[EXERCISE TASK]: Please retype the records below exactly, leaving out any pictures.

>> start

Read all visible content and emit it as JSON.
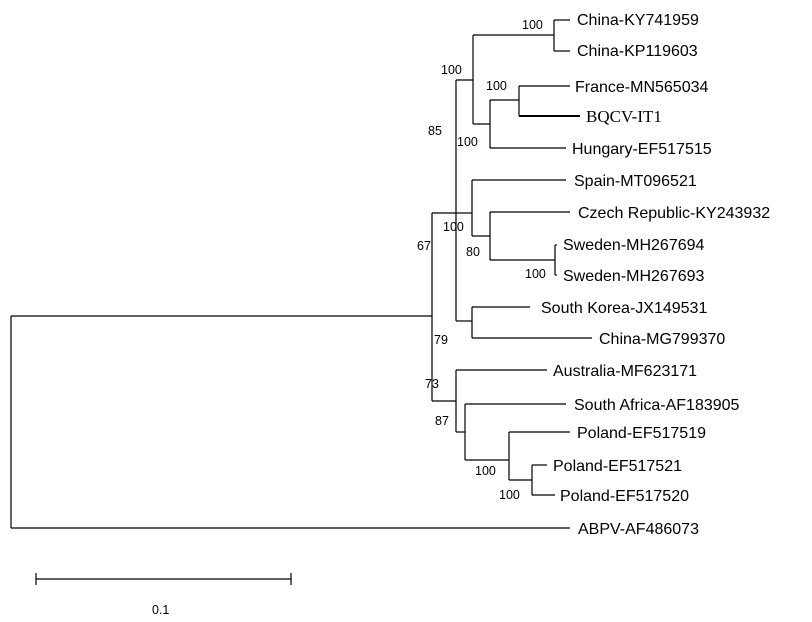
{
  "leaves": {
    "china_ky741959": "China-KY741959",
    "china_kp119603": "China-KP119603",
    "france_mn565034": "France-MN565034",
    "bqcv_it1": "BQCV-IT1",
    "hungary_ef517515": "Hungary-EF517515",
    "spain_mt096521": "Spain-MT096521",
    "czech_ky243932": "Czech Republic-KY243932",
    "sweden_mh267694": "Sweden-MH267694",
    "sweden_mh267693": "Sweden-MH267693",
    "south_korea_jx149531": "South Korea-JX149531",
    "china_mg799370": "China-MG799370",
    "australia_mf623171": "Australia-MF623171",
    "south_africa_af183905": "South Africa-AF183905",
    "poland_ef517519": "Poland-EF517519",
    "poland_ef517521": "Poland-EF517521",
    "poland_ef517520": "Poland-EF517520",
    "abpv_af486073": "ABPV-AF486073"
  },
  "bootstrap": {
    "china_pair": "100",
    "france_bqcv": "100",
    "china_france_hungary": "100",
    "france_hungary": "100",
    "group_top": "85",
    "root_inner": "67",
    "spain_clade": "100",
    "czech_sweden": "80",
    "sweden_pair": "100",
    "korea_china": "79",
    "lower_group": "73",
    "sa_poland": "87",
    "poland_three": "100",
    "poland_pair": "100"
  },
  "scale_bar": {
    "label": "0.1"
  }
}
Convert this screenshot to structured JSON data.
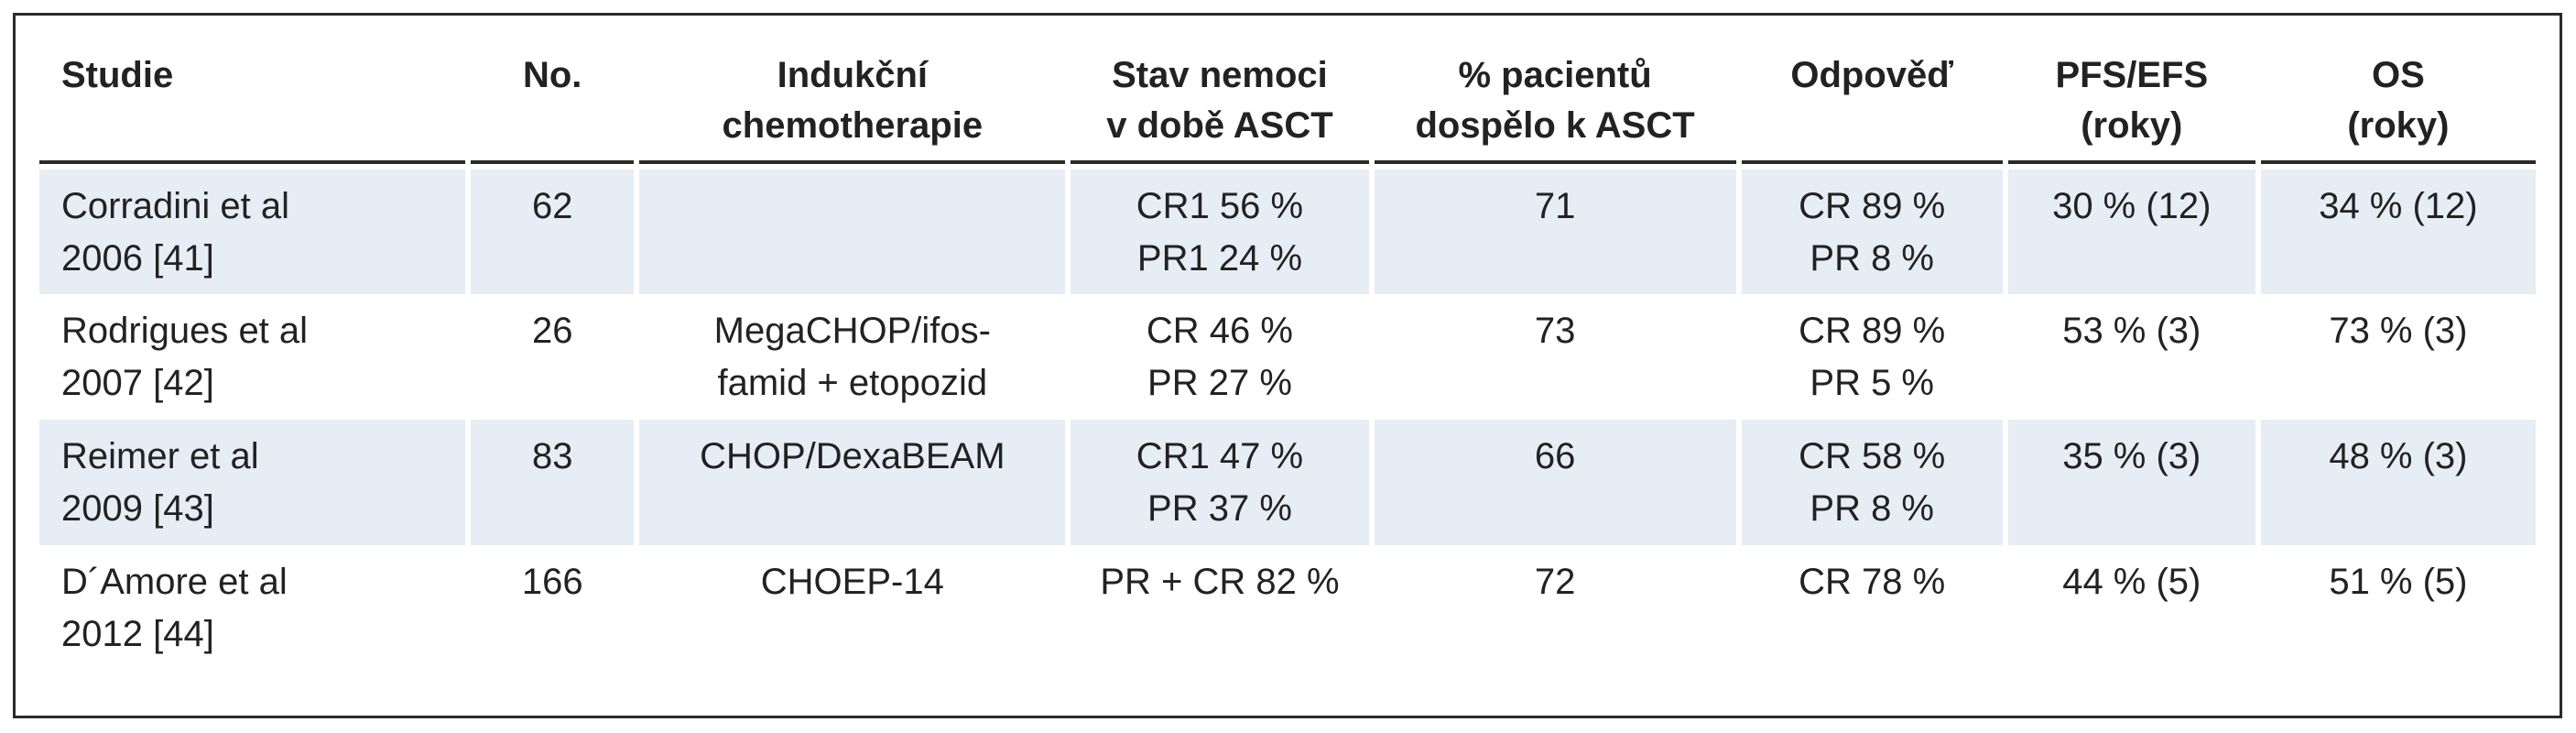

>> end

[SOLUTION FOR THIS EXERCISE]:
Read all visible content and emit it as JSON.
{
  "leaves": {
    "china_ky741959": "China-KY741959",
    "china_kp119603": "China-KP119603",
    "france_mn565034": "France-MN565034",
    "bqcv_it1": "BQCV-IT1",
    "hungary_ef517515": "Hungary-EF517515",
    "spain_mt096521": "Spain-MT096521",
    "czech_ky243932": "Czech Republic-KY243932",
    "sweden_mh267694": "Sweden-MH267694",
    "sweden_mh267693": "Sweden-MH267693",
    "south_korea_jx149531": "South Korea-JX149531",
    "china_mg799370": "China-MG799370",
    "australia_mf623171": "Australia-MF623171",
    "south_africa_af183905": "South Africa-AF183905",
    "poland_ef517519": "Poland-EF517519",
    "poland_ef517521": "Poland-EF517521",
    "poland_ef517520": "Poland-EF517520",
    "abpv_af486073": "ABPV-AF486073"
  },
  "bootstrap": {
    "china_pair": "100",
    "france_bqcv": "100",
    "china_france_hungary": "100",
    "france_hungary": "100",
    "group_top": "85",
    "root_inner": "67",
    "spain_clade": "100",
    "czech_sweden": "80",
    "sweden_pair": "100",
    "korea_china": "79",
    "lower_group": "73",
    "sa_poland": "87",
    "poland_three": "100",
    "poland_pair": "100"
  },
  "scale_bar": {
    "label": "0.1"
  }
}
Convert this screenshot to structured JSON data.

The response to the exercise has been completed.